--- START OF Recorded data ---

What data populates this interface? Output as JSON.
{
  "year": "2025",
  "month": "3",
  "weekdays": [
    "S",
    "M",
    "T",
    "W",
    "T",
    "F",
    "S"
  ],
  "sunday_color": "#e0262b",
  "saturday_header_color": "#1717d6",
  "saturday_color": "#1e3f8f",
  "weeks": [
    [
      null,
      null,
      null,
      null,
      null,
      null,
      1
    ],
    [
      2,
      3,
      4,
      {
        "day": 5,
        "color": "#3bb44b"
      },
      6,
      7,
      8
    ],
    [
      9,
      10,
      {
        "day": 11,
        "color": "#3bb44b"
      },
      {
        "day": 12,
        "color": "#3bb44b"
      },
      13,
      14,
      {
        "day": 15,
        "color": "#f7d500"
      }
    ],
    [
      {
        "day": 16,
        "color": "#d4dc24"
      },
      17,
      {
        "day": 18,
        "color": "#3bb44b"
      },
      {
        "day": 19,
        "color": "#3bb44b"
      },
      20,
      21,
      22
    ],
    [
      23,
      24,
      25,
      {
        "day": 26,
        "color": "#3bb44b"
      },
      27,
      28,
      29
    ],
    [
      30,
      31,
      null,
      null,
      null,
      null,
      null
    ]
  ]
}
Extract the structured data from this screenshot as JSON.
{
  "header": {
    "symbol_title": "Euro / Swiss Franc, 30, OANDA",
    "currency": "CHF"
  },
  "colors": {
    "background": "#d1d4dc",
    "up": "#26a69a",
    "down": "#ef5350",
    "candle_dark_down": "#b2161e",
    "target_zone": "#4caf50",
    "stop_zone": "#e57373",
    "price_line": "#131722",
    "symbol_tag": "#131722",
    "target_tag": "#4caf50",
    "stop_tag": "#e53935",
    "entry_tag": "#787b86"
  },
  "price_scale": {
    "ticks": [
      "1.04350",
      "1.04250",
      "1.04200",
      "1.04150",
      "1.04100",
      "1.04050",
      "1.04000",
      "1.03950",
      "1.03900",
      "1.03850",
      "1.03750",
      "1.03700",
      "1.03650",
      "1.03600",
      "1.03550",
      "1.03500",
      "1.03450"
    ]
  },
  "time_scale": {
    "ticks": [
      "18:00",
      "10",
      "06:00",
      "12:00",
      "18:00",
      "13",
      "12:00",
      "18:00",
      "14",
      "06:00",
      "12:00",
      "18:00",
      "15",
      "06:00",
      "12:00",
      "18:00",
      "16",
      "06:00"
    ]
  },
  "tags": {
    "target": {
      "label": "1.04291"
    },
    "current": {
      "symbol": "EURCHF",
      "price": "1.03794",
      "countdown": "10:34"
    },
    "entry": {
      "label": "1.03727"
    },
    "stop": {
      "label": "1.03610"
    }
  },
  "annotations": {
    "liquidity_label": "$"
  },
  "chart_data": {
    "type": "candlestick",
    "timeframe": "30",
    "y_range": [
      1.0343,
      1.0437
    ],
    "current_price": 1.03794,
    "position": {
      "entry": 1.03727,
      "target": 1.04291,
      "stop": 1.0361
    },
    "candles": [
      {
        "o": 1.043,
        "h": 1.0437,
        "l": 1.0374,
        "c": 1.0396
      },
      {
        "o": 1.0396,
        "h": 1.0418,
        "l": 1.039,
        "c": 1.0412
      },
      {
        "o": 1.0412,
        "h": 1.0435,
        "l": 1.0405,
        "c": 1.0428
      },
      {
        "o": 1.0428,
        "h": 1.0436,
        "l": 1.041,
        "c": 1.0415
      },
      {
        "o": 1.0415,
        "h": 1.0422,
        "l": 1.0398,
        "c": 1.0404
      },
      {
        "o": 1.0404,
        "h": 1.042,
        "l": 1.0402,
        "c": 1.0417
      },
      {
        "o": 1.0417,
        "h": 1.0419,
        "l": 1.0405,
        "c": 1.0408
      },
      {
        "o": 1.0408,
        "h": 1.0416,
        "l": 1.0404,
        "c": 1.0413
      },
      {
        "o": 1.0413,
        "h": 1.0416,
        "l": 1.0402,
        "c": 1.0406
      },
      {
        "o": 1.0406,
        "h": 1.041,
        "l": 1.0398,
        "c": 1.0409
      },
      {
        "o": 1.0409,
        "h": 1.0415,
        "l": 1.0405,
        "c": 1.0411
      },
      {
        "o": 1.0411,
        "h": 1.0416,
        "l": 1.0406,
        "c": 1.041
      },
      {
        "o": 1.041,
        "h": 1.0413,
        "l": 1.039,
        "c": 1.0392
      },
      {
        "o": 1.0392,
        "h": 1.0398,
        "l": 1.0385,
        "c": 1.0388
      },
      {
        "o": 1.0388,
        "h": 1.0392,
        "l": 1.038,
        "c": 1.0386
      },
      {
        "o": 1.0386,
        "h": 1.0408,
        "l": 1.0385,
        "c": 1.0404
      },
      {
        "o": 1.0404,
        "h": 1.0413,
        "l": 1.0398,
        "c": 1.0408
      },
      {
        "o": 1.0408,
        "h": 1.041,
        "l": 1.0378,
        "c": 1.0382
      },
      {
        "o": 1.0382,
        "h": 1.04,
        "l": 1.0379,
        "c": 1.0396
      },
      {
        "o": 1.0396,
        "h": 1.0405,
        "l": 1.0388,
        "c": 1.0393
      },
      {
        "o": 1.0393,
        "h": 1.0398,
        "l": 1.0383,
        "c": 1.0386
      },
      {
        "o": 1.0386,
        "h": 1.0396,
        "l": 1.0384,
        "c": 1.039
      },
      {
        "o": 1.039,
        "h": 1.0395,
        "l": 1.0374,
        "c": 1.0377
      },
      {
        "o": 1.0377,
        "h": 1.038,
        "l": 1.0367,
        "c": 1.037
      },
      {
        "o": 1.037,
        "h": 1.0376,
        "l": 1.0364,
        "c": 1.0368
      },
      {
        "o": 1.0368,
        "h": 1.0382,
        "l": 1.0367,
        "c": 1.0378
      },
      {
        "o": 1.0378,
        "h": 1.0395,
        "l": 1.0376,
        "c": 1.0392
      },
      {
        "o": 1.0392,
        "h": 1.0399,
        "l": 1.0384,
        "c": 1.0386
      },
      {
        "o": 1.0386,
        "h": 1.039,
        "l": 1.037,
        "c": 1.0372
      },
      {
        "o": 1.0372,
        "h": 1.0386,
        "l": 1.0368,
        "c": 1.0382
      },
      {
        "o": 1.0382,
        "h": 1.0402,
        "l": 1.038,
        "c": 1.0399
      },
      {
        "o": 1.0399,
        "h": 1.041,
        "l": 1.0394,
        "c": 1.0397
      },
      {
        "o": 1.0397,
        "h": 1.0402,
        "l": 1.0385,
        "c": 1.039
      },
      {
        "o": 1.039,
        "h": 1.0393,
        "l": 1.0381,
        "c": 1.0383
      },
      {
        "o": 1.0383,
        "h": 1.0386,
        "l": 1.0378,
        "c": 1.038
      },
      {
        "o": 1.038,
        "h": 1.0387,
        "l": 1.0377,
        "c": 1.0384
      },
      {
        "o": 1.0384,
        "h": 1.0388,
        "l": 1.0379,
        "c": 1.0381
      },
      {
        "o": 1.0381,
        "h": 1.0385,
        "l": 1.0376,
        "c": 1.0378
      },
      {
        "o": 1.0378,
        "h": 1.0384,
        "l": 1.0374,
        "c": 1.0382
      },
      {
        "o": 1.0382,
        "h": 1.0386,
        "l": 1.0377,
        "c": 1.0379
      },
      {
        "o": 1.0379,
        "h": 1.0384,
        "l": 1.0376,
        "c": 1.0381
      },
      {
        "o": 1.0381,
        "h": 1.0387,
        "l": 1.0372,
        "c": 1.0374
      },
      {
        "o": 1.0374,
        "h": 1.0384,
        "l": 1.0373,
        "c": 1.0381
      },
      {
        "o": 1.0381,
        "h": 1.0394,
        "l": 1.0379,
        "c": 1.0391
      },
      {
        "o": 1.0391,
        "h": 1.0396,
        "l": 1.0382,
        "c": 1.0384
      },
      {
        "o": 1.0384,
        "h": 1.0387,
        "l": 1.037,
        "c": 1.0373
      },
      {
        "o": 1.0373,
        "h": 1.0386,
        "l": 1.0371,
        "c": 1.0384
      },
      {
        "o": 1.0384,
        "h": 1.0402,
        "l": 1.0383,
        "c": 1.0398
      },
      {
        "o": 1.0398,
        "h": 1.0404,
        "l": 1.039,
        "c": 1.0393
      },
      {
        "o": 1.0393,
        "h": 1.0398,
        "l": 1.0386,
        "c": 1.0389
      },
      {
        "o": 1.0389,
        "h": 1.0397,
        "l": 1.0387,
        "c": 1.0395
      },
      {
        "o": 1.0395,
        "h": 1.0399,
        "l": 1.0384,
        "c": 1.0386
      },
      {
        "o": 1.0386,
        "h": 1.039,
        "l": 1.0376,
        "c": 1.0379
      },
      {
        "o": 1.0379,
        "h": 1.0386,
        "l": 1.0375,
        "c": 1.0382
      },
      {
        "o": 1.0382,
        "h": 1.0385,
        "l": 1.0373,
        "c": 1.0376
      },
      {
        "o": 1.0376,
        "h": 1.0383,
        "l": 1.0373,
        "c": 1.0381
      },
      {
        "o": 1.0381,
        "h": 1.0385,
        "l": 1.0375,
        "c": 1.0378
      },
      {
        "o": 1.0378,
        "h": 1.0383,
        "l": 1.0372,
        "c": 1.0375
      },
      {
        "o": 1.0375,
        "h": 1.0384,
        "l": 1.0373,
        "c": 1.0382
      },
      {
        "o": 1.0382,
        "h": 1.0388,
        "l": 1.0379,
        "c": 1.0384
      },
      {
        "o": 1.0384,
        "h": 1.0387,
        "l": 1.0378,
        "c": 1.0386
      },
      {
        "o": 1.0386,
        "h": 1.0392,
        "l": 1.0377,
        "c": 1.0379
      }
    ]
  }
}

--- END OF Recorded data ---

Exercise brief
The records are above. How many lines in them contain the word "this"? Give the number alone.

Full response
2